### Text to read
===============

Autograd engine, micrograd: brief

What you’ll learn

This is the opener of Phase 1 (The autograd engine) in the Build Neural Networks from Scratch track, which follows the arc of Andrej Karpathy’s Neural Networks: Zero to Hero series. The track’s contract is simple: by the end, nothing inside a neural network is a mystery, because you will have built every piece from nothing.

This lesson builds the engine that makes a network able to learn: an autograd engine. A network learns by nudging its parameters to make the loss smaller, and to know which way to nudge each one it needs that parameter’s gradient. micrograd, the smallest honest version (about 150 lines), computes those gradients automatically with three ideas: wrap every number in a Value that records how it was computed (the computational graph), give each operation a local derivative known in advance, and backpropagate by walking the chain rule backward through the graph until every node holds its gradient. The lesson works one full backward pass by hand on L = (a*b + c) * f, adds tanh so the engine can express a neuron, and shows that loss.backward() in PyTorch is exactly this procedure on tensors.

Where this fits

This is lesson 1 of Phase 1, The autograd engine, and the opener of the whole track. There is no prior lesson in this track; it starts from zero. The next lesson takes the engine built here and does what it was built for: assembling neurons into a network and training it by repeatedly computing gradients and stepping the parameters downhill. Phase 2 then moves from this single-value engine to a language model, and Phase 3 to a transformer. Every later lesson rests on the gradient mechanism this one establishes.

Before you start

Prerequisites (conceptual, not lessons in this track): you’ll get the most from this lesson if you already know what a neural network is in shape (an input passed through layers of weighted sums and nonlinearities, learning by adjusting its weights) and the chain rule from calculus (rates multiply through a composition of functions). If “the chain rule sends a rate backward through a composition” reads cleanly, you have the one piece of math this lesson leans on; everything else is built inline. No coding is required to follow the lesson, though reading the micrograd repo (MIT-licensed, around 150 lines) afterward is the fastest way to make it concrete.

By the end, you’ll be able to

Explain why a neural network needs the gradient of the loss with respect to every parameter, and what a gradient tells you about how to nudge a parameter
Describe how wrapping each number in a Value object records the computation as a graph during the forward pass
State the local derivative of addition, multiplication, and tanh, and explain why each one depends only on its own operation
Run a full backward pass by hand on a small expression, computing the gradient of the output with respect to every input via the chain rule
Recognize that loss.backward() in real frameworks is this same procedure (recorded graph, local derivatives, chain rule walked backward), just on tensors instead of single numbers

Time and difficulty

Read time: about 18 minutes
Practice time: about 20 minutes (a full backward pass by hand, optionally confirmed against micrograd’s visualizer, plus flashcards)
Difficulty: standard

===============

### Data extract

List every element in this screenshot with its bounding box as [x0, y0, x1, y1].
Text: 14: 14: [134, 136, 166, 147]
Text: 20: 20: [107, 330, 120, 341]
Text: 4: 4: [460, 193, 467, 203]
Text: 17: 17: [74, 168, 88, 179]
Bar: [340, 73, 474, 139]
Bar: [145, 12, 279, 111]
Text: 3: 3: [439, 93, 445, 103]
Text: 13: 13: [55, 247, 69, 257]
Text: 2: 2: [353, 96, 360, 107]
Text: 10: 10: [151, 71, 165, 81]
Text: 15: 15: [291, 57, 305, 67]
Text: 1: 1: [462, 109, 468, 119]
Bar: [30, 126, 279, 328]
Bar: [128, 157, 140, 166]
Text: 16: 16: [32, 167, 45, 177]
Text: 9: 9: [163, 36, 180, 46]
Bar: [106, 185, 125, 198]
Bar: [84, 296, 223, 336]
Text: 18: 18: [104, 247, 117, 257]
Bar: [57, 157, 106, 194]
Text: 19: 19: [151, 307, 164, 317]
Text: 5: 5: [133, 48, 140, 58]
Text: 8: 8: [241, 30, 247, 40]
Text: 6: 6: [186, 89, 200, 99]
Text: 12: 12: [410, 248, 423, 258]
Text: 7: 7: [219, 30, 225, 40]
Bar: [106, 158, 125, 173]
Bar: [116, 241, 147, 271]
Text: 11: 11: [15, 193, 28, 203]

===============

### What you are asked to do
Transcribe the micrograd brief starting with "Where this fits" and going on through "this one establishes.". Rely only on the micrograd brief, not on the material.

### Solution
Where this fits

This is lesson 1 of Phase 1, The autograd engine, and the opener of the whole track. There is no prior lesson in this track; it starts from zero. The next lesson takes the engine built here and does what it was built for: assembling neurons into a network and training it by repeatedly computing gradients and stepping the parameters downhill. Phase 2 then moves from this single-value engine to a language model, and Phase 3 to a transformer. Every later lesson rests on the gradient mechanism this one establishes.